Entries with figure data
──────

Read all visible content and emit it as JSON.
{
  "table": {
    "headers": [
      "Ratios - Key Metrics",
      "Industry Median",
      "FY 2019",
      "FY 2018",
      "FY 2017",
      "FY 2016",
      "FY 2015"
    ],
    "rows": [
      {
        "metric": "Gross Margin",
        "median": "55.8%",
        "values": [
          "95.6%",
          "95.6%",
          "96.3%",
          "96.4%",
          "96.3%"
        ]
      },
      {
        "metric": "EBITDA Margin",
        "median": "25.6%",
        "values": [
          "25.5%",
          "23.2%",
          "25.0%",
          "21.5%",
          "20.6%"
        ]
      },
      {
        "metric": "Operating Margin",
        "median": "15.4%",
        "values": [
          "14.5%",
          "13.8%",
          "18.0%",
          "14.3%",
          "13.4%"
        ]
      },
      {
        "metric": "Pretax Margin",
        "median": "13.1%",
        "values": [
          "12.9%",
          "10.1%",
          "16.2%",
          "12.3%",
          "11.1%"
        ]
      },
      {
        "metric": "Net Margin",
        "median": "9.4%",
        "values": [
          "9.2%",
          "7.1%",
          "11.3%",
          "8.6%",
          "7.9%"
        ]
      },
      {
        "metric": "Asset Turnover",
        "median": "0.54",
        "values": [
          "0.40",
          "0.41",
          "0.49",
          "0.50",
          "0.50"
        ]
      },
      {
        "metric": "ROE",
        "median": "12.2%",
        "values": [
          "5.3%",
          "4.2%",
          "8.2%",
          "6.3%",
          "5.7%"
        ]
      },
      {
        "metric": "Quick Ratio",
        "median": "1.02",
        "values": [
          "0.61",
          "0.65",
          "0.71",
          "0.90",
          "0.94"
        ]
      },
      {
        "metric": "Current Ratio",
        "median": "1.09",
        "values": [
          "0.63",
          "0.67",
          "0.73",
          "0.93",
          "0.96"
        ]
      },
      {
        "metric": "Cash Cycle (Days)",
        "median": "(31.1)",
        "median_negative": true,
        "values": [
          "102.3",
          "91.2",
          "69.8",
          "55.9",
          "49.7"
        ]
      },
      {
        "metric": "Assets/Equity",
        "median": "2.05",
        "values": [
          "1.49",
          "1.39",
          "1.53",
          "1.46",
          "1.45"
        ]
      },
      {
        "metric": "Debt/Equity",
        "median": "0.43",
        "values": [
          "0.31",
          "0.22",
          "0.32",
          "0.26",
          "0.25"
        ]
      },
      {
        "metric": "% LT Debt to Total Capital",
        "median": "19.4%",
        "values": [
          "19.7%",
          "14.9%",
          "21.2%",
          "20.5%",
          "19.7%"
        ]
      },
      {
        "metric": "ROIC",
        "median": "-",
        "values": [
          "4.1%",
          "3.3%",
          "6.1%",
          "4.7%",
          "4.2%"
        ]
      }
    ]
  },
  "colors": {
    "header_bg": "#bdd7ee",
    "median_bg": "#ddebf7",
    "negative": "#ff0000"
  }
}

──────

WHAT TO DO>
Extract each line from the listing above, please, and repeat it exactly.

FINISHED EXERCISE>
Read all visible content and emit it as JSON.
{
  "table": {
    "headers": [
      "Ratios - Key Metrics",
      "Industry Median",
      "FY 2019",
      "FY 2018",
      "FY 2017",
      "FY 2016",
      "FY 2015"
    ],
    "rows": [
      {
        "metric": "Gross Margin",
        "median": "55.8%",
        "values": [
          "95.6%",
          "95.6%",
          "96.3%",
          "96.4%",
          "96.3%"
        ]
      },
      {
        "metric": "EBITDA Margin",
        "median": "25.6%",
        "values": [
          "25.5%",
          "23.2%",
          "25.0%",
          "21.5%",
          "20.6%"
        ]
      },
      {
        "metric": "Operating Margin",
        "median": "15.4%",
        "values": [
          "14.5%",
          "13.8%",
          "18.0%",
          "14.3%",
          "13.4%"
        ]
      },
      {
        "metric": "Pretax Margin",
        "median": "13.1%",
        "values": [
          "12.9%",
          "10.1%",
          "16.2%",
          "12.3%",
          "11.1%"
        ]
      },
      {
        "metric": "Net Margin",
        "median": "9.4%",
        "values": [
          "9.2%",
          "7.1%",
          "11.3%",
          "8.6%",
          "7.9%"
        ]
      },
      {
        "metric": "Asset Turnover",
        "median": "0.54",
        "values": [
          "0.40",
          "0.41",
          "0.49",
          "0.50",
          "0.50"
        ]
      },
      {
        "metric": "ROE",
        "median": "12.2%",
        "values": [
          "5.3%",
          "4.2%",
          "8.2%",
          "6.3%",
          "5.7%"
        ]
      },
      {
        "metric": "Quick Ratio",
        "median": "1.02",
        "values": [
          "0.61",
          "0.65",
          "0.71",
          "0.90",
          "0.94"
        ]
      },
      {
        "metric": "Current Ratio",
        "median": "1.09",
        "values": [
          "0.63",
          "0.67",
          "0.73",
          "0.93",
          "0.96"
        ]
      },
      {
        "metric": "Cash Cycle (Days)",
        "median": "(31.1)",
        "median_negative": true,
        "values": [
          "102.3",
          "91.2",
          "69.8",
          "55.9",
          "49.7"
        ]
      },
      {
        "metric": "Assets/Equity",
        "median": "2.05",
        "values": [
          "1.49",
          "1.39",
          "1.53",
          "1.46",
          "1.45"
        ]
      },
      {
        "metric": "Debt/Equity",
        "median": "0.43",
        "values": [
          "0.31",
          "0.22",
          "0.32",
          "0.26",
          "0.25"
        ]
      },
      {
        "metric": "% LT Debt to Total Capital",
        "median": "19.4%",
        "values": [
          "19.7%",
          "14.9%",
          "21.2%",
          "20.5%",
          "19.7%"
        ]
      },
      {
        "metric": "ROIC",
        "median": "-",
        "values": [
          "4.1%",
          "3.3%",
          "6.1%",
          "4.7%",
          "4.2%"
        ]
      }
    ]
  },
  "colors": {
    "header_bg": "#bdd7ee",
    "median_bg": "#ddebf7",
    "negative": "#ff0000"
  }
}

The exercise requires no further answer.